Dataset items
________

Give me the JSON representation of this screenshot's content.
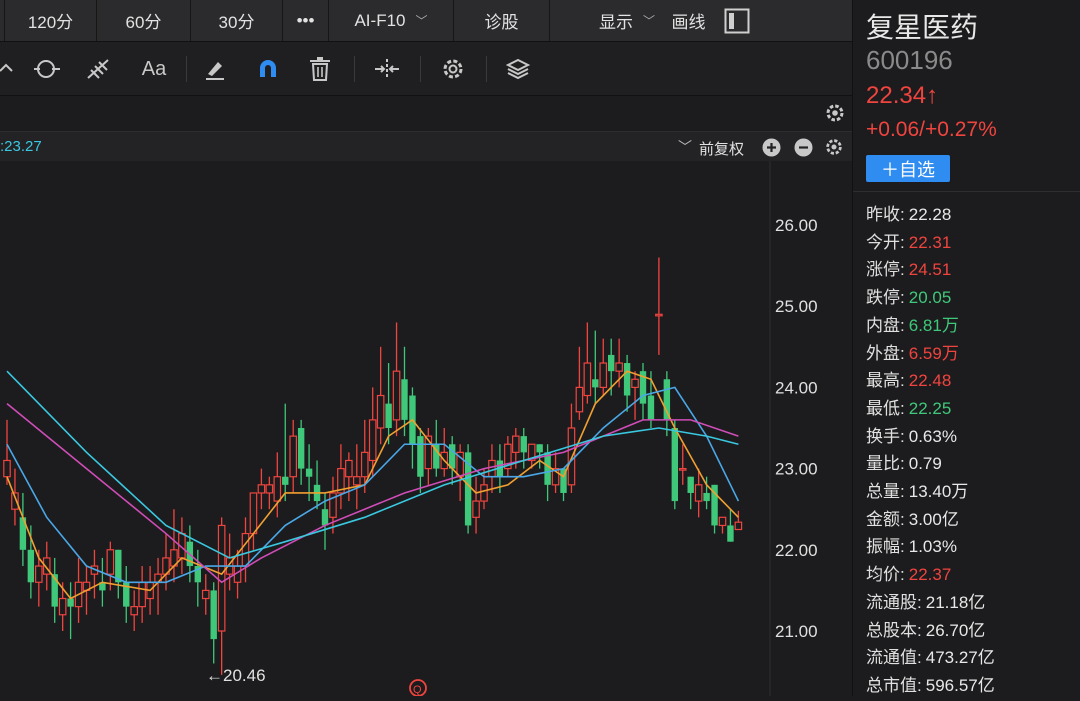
{
  "toolbar_tabs": {
    "t120": "120分",
    "t60": "60分",
    "t30": "30分",
    "more": "•••",
    "aif10": "AI-F10",
    "diagnose": "诊股",
    "display": "显示",
    "draw": "画线"
  },
  "tools": {
    "text_tool": "Aa",
    "ma_values": ":23.27",
    "adjust_mode": "前复权"
  },
  "stock": {
    "name": "复星医药",
    "code": "600196",
    "price": "22.34",
    "arrow": "↑",
    "change": "+0.06/+0.27%",
    "watch_button": "＋自选"
  },
  "stats": [
    {
      "label": "昨收:",
      "value": "22.28",
      "color": "white"
    },
    {
      "label": "今开:",
      "value": "22.31",
      "color": "red"
    },
    {
      "label": "涨停:",
      "value": "24.51",
      "color": "red"
    },
    {
      "label": "跌停:",
      "value": "20.05",
      "color": "green"
    },
    {
      "label": "内盘:",
      "value": "6.81万",
      "color": "green"
    },
    {
      "label": "外盘:",
      "value": "6.59万",
      "color": "red"
    },
    {
      "label": "最高:",
      "value": "22.48",
      "color": "red"
    },
    {
      "label": "最低:",
      "value": "22.25",
      "color": "green"
    },
    {
      "label": "换手:",
      "value": "0.63%",
      "color": "white"
    },
    {
      "label": "量比:",
      "value": "0.79",
      "color": "white"
    },
    {
      "label": "总量:",
      "value": "13.40万",
      "color": "white"
    },
    {
      "label": "金额:",
      "value": "3.00亿",
      "color": "white"
    },
    {
      "label": "振幅:",
      "value": "1.03%",
      "color": "white"
    },
    {
      "label": "均价:",
      "value": "22.37",
      "color": "red"
    },
    {
      "label": "流通股:",
      "value": "21.18亿",
      "color": "white"
    },
    {
      "label": "总股本:",
      "value": "26.70亿",
      "color": "white"
    },
    {
      "label": "流通值:",
      "value": "473.27亿",
      "color": "white"
    },
    {
      "label": "总市值:",
      "value": "596.57亿",
      "color": "white"
    }
  ],
  "colors": {
    "up": "#f0443f",
    "down": "#3fc87a",
    "accent": "#2f8cf0",
    "ma5": "#f0a030",
    "ma10": "#4aa8e8",
    "ma20": "#d04db8",
    "ma30": "#3ac8e0"
  },
  "chart_data": {
    "type": "candlestick",
    "y_ticks": [
      "26.00",
      "25.00",
      "24.00",
      "23.00",
      "22.00",
      "21.00"
    ],
    "ylim": [
      20.35,
      26.5
    ],
    "low_marker": "←20.46",
    "candles": [
      [
        22.9,
        23.6,
        23.1,
        22.8
      ],
      [
        22.5,
        23.0,
        22.7,
        22.3
      ],
      [
        22.4,
        22.7,
        22.0,
        21.8
      ],
      [
        22.0,
        22.3,
        21.6,
        21.4
      ],
      [
        21.6,
        22.0,
        21.8,
        21.3
      ],
      [
        21.7,
        22.1,
        21.9,
        21.5
      ],
      [
        21.7,
        21.9,
        21.3,
        21.1
      ],
      [
        21.2,
        21.6,
        21.4,
        21.0
      ],
      [
        21.4,
        21.6,
        21.3,
        20.9
      ],
      [
        21.3,
        21.9,
        21.6,
        21.1
      ],
      [
        21.5,
        21.8,
        21.6,
        21.2
      ],
      [
        21.7,
        22.0,
        21.8,
        21.4
      ],
      [
        21.6,
        21.9,
        21.5,
        21.3
      ],
      [
        21.7,
        22.1,
        22.0,
        21.5
      ],
      [
        22.0,
        22.0,
        21.6,
        21.4
      ],
      [
        21.6,
        21.8,
        21.3,
        21.1
      ],
      [
        21.2,
        21.5,
        21.3,
        21.0
      ],
      [
        21.3,
        21.8,
        21.6,
        21.1
      ],
      [
        21.4,
        21.8,
        21.6,
        21.2
      ],
      [
        21.6,
        21.9,
        21.7,
        21.2
      ],
      [
        21.7,
        22.2,
        21.9,
        21.5
      ],
      [
        21.8,
        22.5,
        22.0,
        21.6
      ],
      [
        21.9,
        22.4,
        22.2,
        21.7
      ],
      [
        22.1,
        22.3,
        21.8,
        21.6
      ],
      [
        21.8,
        22.0,
        21.6,
        21.3
      ],
      [
        21.4,
        21.7,
        21.5,
        21.2
      ],
      [
        21.5,
        21.6,
        20.9,
        20.6
      ],
      [
        21.0,
        22.4,
        22.3,
        20.46
      ],
      [
        21.7,
        22.2,
        21.9,
        21.5
      ],
      [
        21.6,
        22.0,
        21.8,
        21.4
      ],
      [
        21.8,
        22.4,
        22.2,
        21.6
      ],
      [
        22.2,
        22.7,
        22.7,
        22.0
      ],
      [
        22.7,
        23.0,
        22.8,
        22.5
      ],
      [
        22.7,
        22.9,
        22.8,
        22.5
      ],
      [
        22.6,
        23.2,
        22.9,
        22.4
      ],
      [
        22.9,
        23.8,
        22.8,
        22.6
      ],
      [
        22.9,
        23.6,
        23.4,
        22.7
      ],
      [
        23.5,
        23.6,
        23.0,
        22.8
      ],
      [
        23.0,
        23.3,
        22.9,
        22.6
      ],
      [
        22.8,
        23.1,
        22.6,
        22.5
      ],
      [
        22.5,
        22.7,
        22.3,
        22.0
      ],
      [
        22.4,
        22.9,
        22.7,
        22.2
      ],
      [
        22.7,
        23.3,
        23.0,
        22.5
      ],
      [
        22.9,
        23.2,
        23.1,
        22.6
      ],
      [
        22.8,
        23.3,
        22.9,
        22.5
      ],
      [
        22.9,
        23.6,
        23.2,
        22.7
      ],
      [
        23.1,
        24.0,
        23.6,
        22.9
      ],
      [
        23.5,
        24.5,
        23.9,
        23.3
      ],
      [
        23.8,
        24.3,
        23.5,
        23.3
      ],
      [
        23.6,
        24.8,
        24.2,
        23.4
      ],
      [
        24.1,
        24.5,
        23.6,
        23.4
      ],
      [
        23.9,
        24.0,
        23.3,
        23.0
      ],
      [
        23.4,
        23.5,
        22.9,
        22.7
      ],
      [
        23.0,
        23.5,
        23.4,
        22.8
      ],
      [
        23.3,
        23.6,
        23.0,
        22.9
      ],
      [
        23.0,
        23.5,
        23.2,
        22.9
      ],
      [
        23.3,
        23.4,
        23.0,
        22.8
      ],
      [
        22.9,
        23.3,
        23.2,
        22.6
      ],
      [
        23.2,
        23.3,
        22.3,
        22.2
      ],
      [
        22.4,
        22.9,
        22.6,
        22.2
      ],
      [
        22.6,
        23.0,
        22.8,
        22.5
      ],
      [
        22.9,
        23.3,
        23.1,
        22.7
      ],
      [
        23.1,
        23.3,
        22.9,
        22.7
      ],
      [
        23.0,
        23.4,
        23.3,
        22.9
      ],
      [
        23.2,
        23.5,
        23.4,
        23.0
      ],
      [
        23.4,
        23.5,
        23.2,
        23.0
      ],
      [
        23.1,
        23.3,
        23.3,
        23.0
      ],
      [
        23.3,
        23.3,
        23.2,
        23.0
      ],
      [
        23.2,
        23.3,
        22.8,
        22.6
      ],
      [
        22.8,
        23.2,
        23.0,
        22.7
      ],
      [
        23.0,
        23.0,
        22.7,
        22.6
      ],
      [
        22.8,
        23.8,
        23.5,
        22.7
      ],
      [
        23.7,
        24.5,
        24.0,
        23.6
      ],
      [
        23.9,
        24.8,
        24.3,
        23.8
      ],
      [
        24.1,
        24.7,
        24.0,
        23.8
      ],
      [
        24.0,
        24.6,
        24.3,
        23.9
      ],
      [
        24.4,
        24.6,
        24.2,
        23.9
      ],
      [
        24.2,
        24.6,
        24.3,
        24.0
      ],
      [
        24.3,
        24.4,
        23.9,
        23.7
      ],
      [
        24.0,
        24.2,
        24.1,
        23.6
      ],
      [
        24.2,
        24.3,
        23.8,
        23.6
      ],
      [
        23.9,
        24.2,
        23.6,
        23.5
      ],
      [
        24.9,
        25.6,
        24.9,
        24.4
      ],
      [
        24.1,
        24.2,
        23.6,
        23.4
      ],
      [
        23.5,
        23.6,
        22.6,
        22.5
      ],
      [
        23.0,
        23.3,
        23.0,
        22.8
      ],
      [
        22.9,
        22.9,
        22.7,
        22.5
      ],
      [
        22.6,
        23.0,
        22.8,
        22.4
      ],
      [
        22.7,
        22.9,
        22.6,
        22.5
      ],
      [
        22.8,
        22.8,
        22.3,
        22.2
      ],
      [
        22.3,
        22.4,
        22.4,
        22.2
      ],
      [
        22.3,
        22.5,
        22.1,
        22.1
      ],
      [
        22.25,
        22.48,
        22.34,
        22.25
      ]
    ],
    "ma": [
      {
        "name": "MA5",
        "color": "#f0a030",
        "points": [
          [
            0,
            22.9
          ],
          [
            4,
            21.9
          ],
          [
            8,
            21.4
          ],
          [
            12,
            21.6
          ],
          [
            18,
            21.5
          ],
          [
            22,
            21.9
          ],
          [
            27,
            21.7
          ],
          [
            31,
            22.2
          ],
          [
            35,
            22.7
          ],
          [
            40,
            22.7
          ],
          [
            45,
            22.8
          ],
          [
            48,
            23.4
          ],
          [
            51,
            23.6
          ],
          [
            55,
            23.1
          ],
          [
            59,
            22.7
          ],
          [
            63,
            22.8
          ],
          [
            67,
            23.1
          ],
          [
            70,
            22.9
          ],
          [
            74,
            23.8
          ],
          [
            78,
            24.2
          ],
          [
            81,
            24.1
          ],
          [
            84,
            23.5
          ],
          [
            88,
            22.8
          ],
          [
            92,
            22.4
          ]
        ]
      },
      {
        "name": "MA10",
        "color": "#4aa8e8",
        "points": [
          [
            0,
            23.3
          ],
          [
            5,
            22.4
          ],
          [
            10,
            21.8
          ],
          [
            15,
            21.6
          ],
          [
            20,
            21.6
          ],
          [
            25,
            21.8
          ],
          [
            30,
            21.8
          ],
          [
            35,
            22.3
          ],
          [
            40,
            22.6
          ],
          [
            45,
            22.8
          ],
          [
            50,
            23.3
          ],
          [
            55,
            23.3
          ],
          [
            60,
            22.9
          ],
          [
            65,
            22.9
          ],
          [
            70,
            23.0
          ],
          [
            75,
            23.5
          ],
          [
            80,
            23.9
          ],
          [
            84,
            24.0
          ],
          [
            88,
            23.4
          ],
          [
            92,
            22.6
          ]
        ]
      },
      {
        "name": "MA20",
        "color": "#d04db8",
        "points": [
          [
            0,
            23.8
          ],
          [
            10,
            23.0
          ],
          [
            20,
            22.2
          ],
          [
            27,
            21.6
          ],
          [
            32,
            21.9
          ],
          [
            40,
            22.3
          ],
          [
            50,
            22.7
          ],
          [
            60,
            23.0
          ],
          [
            70,
            23.2
          ],
          [
            80,
            23.6
          ],
          [
            86,
            23.6
          ],
          [
            92,
            23.4
          ]
        ]
      },
      {
        "name": "MA30",
        "color": "#3ac8e0",
        "points": [
          [
            0,
            24.2
          ],
          [
            10,
            23.2
          ],
          [
            20,
            22.3
          ],
          [
            28,
            21.9
          ],
          [
            35,
            22.1
          ],
          [
            45,
            22.4
          ],
          [
            55,
            22.8
          ],
          [
            65,
            23.1
          ],
          [
            75,
            23.4
          ],
          [
            82,
            23.5
          ],
          [
            88,
            23.4
          ],
          [
            92,
            23.3
          ]
        ]
      }
    ]
  }
}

________

### Aim of the task
Check each line above for the string "name" and show the ones that have it.

### Output for this exercise
    "name": "复星医药",
        "name": "MA5",
        "name": "MA10",
        "name": "MA20",
        "name": "MA30",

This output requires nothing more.